## start DATA EXCERPTS

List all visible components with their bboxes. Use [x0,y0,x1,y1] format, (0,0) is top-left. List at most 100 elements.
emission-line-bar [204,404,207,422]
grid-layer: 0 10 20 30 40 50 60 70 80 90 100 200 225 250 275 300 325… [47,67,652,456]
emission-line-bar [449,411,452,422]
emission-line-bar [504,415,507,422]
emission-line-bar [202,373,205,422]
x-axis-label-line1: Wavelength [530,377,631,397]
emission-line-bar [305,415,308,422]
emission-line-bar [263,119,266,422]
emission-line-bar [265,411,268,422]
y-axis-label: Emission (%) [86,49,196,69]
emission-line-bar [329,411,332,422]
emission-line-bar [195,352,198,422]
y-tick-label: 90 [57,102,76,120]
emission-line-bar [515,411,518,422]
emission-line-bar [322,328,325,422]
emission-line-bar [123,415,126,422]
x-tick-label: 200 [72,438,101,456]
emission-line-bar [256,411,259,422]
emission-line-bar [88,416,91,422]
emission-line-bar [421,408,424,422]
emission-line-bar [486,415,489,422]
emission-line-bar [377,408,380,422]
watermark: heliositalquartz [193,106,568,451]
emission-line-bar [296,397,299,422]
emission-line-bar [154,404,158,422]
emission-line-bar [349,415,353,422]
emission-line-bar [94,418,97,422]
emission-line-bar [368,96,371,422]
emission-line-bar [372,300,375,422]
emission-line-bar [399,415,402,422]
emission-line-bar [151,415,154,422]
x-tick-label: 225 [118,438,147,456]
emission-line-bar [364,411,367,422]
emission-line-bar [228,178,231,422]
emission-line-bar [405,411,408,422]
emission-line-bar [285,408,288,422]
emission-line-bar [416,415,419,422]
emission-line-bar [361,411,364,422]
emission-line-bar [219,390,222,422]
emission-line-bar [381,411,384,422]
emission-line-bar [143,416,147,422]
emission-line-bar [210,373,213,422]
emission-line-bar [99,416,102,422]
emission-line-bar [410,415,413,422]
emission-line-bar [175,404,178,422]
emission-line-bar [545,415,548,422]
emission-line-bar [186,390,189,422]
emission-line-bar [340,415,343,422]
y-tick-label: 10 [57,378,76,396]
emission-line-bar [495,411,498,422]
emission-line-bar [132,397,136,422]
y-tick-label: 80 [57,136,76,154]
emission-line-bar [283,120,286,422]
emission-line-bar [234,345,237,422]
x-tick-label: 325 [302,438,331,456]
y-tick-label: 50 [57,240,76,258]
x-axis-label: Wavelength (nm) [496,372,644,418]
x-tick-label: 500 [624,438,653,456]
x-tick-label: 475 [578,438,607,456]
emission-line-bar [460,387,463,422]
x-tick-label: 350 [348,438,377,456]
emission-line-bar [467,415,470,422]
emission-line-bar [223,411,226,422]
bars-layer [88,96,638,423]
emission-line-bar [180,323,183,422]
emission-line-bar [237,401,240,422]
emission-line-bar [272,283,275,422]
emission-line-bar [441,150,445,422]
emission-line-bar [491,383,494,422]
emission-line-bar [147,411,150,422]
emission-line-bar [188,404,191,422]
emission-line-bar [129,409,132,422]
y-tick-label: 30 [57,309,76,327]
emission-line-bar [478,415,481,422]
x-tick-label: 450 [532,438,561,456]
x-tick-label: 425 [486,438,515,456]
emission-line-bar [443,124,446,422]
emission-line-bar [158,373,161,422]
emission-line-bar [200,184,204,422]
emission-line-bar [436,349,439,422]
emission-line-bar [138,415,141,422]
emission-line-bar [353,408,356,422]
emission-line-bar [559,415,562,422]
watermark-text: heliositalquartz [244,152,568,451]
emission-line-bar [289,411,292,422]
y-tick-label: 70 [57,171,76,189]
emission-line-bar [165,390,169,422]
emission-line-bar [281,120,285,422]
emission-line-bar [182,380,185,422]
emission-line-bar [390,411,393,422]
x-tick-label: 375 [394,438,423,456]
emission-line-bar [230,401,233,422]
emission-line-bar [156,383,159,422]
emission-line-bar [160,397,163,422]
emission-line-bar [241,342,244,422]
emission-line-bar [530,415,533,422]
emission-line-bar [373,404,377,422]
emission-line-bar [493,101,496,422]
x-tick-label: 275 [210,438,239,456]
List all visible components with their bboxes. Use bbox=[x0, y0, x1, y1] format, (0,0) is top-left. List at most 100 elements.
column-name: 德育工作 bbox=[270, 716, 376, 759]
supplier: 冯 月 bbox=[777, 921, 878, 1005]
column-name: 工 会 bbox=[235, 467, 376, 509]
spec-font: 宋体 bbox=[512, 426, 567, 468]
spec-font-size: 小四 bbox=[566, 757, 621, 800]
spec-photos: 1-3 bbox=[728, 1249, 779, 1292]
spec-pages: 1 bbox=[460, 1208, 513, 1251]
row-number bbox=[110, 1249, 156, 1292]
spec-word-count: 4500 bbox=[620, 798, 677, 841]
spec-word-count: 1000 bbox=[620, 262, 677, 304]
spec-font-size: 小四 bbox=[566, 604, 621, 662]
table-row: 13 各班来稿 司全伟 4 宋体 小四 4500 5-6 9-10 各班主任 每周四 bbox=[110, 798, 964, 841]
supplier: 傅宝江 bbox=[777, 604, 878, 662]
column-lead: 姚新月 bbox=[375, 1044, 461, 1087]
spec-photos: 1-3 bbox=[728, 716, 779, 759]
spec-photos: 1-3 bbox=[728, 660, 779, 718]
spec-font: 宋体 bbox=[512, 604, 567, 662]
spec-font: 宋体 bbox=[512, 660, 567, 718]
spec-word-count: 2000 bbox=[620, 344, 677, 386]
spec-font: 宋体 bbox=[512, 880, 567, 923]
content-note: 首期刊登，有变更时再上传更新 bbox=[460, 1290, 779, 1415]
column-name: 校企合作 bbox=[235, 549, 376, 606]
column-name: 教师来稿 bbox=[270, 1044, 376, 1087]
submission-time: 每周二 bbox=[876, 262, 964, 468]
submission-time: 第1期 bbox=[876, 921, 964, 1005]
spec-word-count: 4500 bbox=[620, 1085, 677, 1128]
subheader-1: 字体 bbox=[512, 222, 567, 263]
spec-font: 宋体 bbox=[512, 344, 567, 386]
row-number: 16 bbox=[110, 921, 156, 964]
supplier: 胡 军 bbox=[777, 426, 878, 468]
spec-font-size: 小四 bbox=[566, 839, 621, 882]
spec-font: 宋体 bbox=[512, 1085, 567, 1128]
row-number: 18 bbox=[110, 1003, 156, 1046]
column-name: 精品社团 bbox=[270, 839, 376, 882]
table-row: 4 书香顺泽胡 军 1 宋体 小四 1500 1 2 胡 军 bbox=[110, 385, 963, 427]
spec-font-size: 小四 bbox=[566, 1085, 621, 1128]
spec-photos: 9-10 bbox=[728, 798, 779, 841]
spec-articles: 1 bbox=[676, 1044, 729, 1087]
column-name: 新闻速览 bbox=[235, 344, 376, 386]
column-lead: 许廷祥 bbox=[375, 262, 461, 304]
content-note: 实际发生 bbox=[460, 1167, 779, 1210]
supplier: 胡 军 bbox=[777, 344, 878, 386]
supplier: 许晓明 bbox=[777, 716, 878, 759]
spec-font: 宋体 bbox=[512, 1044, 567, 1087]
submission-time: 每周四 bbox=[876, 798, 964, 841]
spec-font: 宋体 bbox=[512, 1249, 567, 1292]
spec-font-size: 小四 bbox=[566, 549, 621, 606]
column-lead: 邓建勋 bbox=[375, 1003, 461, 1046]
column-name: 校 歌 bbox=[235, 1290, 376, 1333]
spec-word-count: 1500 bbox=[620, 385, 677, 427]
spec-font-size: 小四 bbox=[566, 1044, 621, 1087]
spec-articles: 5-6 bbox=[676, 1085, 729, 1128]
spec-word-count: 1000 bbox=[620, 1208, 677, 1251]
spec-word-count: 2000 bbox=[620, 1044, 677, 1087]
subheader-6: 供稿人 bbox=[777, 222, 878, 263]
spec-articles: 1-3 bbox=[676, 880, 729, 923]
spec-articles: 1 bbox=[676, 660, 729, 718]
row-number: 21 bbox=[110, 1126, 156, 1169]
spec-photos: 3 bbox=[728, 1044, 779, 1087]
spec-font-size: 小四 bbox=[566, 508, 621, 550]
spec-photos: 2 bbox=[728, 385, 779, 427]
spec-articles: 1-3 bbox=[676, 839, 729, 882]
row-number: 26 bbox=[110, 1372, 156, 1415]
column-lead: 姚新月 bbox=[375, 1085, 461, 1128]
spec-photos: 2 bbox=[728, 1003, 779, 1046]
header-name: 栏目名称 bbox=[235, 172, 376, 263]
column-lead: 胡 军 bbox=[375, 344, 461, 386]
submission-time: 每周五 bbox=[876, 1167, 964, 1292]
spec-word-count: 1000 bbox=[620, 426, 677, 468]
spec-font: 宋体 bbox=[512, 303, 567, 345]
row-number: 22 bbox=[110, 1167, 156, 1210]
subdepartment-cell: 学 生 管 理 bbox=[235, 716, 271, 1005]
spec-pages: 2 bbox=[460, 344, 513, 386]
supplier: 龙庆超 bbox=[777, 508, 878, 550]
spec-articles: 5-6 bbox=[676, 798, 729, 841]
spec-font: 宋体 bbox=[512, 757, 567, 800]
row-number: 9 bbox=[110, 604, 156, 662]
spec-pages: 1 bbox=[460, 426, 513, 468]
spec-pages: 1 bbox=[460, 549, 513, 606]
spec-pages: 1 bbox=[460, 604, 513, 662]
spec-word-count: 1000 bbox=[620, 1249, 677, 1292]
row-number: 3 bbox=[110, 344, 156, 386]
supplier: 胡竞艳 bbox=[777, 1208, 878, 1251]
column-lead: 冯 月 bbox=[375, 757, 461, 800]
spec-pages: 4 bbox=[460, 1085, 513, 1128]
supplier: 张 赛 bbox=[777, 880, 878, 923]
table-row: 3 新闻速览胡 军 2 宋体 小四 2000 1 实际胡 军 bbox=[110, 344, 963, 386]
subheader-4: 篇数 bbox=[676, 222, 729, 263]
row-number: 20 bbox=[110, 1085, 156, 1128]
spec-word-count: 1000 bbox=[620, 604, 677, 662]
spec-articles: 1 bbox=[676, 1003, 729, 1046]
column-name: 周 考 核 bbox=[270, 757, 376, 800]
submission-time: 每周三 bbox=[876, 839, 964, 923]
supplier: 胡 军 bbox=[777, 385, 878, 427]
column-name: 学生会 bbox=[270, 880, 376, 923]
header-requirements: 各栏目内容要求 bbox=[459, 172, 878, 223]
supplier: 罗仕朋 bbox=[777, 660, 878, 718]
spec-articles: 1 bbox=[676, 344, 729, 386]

## end DATA EXCERPTS

=== EXERCISE AIM ===
Rewrite the records from the first line through the line containing "emission-line-bar [154,404,158,422]", changing "emission-line-bar" to "spectral-line-bar" and leaving everything else the same.

=== CORRECT RESULT ===
List all visible components with their bboxes. Use [x0,y0,x1,y1] format, (0,0) is top-left. List at most 100 elements.
spectral-line-bar [204,404,207,422]
grid-layer: 0 10 20 30 40 50 60 70 80 90 100 200 225 250 275 300 325… [47,67,652,456]
spectral-line-bar [449,411,452,422]
spectral-line-bar [504,415,507,422]
spectral-line-bar [202,373,205,422]
x-axis-label-line1: Wavelength [530,377,631,397]
spectral-line-bar [305,415,308,422]
spectral-line-bar [263,119,266,422]
spectral-line-bar [265,411,268,422]
y-axis-label: Emission (%) [86,49,196,69]
spectral-line-bar [329,411,332,422]
spectral-line-bar [195,352,198,422]
y-tick-label: 90 [57,102,76,120]
spectral-line-bar [515,411,518,422]
spectral-line-bar [322,328,325,422]
spectral-line-bar [123,415,126,422]
x-tick-label: 200 [72,438,101,456]
spectral-line-bar [256,411,259,422]
spectral-line-bar [88,416,91,422]
spectral-line-bar [421,408,424,422]
spectral-line-bar [486,415,489,422]
spectral-line-bar [377,408,380,422]
watermark: heliositalquartz [193,106,568,451]
spectral-line-bar [296,397,299,422]
spectral-line-bar [154,404,158,422]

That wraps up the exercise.